**PROBLEM DETAILS:** Of the lines in the data below, count the ones holding the string "which", and answer with that number only.

..........

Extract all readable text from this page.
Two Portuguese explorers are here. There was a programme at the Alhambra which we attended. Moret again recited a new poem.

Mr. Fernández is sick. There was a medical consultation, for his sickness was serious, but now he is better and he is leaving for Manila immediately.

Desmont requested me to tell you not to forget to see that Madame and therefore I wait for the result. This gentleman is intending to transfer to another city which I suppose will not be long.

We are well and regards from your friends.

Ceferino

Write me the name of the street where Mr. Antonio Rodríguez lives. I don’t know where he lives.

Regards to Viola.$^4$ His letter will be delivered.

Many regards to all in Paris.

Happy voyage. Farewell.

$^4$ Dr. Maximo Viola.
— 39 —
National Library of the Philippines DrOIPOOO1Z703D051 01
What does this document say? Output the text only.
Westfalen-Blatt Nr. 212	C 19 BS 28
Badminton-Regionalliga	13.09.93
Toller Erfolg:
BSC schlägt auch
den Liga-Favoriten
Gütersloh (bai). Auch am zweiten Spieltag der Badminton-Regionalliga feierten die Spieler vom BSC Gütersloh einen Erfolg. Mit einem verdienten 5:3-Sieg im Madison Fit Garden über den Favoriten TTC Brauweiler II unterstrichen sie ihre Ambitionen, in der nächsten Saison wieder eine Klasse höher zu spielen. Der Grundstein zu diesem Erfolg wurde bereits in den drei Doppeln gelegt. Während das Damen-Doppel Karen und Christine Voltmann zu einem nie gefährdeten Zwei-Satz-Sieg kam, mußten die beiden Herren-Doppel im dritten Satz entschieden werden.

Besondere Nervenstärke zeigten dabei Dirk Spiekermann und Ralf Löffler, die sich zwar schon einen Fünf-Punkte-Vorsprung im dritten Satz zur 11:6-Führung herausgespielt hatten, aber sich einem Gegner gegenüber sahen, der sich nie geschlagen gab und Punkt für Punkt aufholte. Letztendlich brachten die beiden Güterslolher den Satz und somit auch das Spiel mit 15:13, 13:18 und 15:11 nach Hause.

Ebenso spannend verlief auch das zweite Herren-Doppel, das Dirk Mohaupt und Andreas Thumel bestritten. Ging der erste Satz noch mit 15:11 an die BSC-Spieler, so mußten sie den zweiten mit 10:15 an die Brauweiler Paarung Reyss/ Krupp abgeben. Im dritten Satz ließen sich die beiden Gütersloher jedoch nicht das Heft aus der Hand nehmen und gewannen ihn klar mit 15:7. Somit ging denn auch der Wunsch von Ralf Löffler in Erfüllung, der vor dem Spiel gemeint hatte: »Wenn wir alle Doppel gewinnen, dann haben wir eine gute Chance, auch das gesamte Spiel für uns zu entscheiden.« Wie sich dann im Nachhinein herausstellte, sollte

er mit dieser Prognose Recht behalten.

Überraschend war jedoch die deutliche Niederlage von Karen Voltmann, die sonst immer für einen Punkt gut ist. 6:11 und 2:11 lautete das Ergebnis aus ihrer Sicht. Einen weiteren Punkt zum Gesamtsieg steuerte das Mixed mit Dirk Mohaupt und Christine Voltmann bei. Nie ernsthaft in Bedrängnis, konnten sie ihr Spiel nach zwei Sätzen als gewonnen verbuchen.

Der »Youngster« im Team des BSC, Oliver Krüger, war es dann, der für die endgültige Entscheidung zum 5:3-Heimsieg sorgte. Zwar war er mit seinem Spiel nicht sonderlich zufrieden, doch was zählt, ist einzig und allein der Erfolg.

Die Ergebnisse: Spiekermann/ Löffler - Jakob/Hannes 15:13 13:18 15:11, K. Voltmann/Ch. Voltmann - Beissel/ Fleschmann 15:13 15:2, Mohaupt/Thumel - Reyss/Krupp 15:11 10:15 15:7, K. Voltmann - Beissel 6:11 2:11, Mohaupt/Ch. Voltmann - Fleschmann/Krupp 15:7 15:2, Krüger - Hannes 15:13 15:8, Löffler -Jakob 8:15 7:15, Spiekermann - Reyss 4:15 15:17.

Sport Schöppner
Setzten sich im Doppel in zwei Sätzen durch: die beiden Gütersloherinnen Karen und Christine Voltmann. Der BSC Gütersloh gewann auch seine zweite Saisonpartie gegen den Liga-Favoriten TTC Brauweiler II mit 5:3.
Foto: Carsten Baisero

..........

**RESPONSE:** 2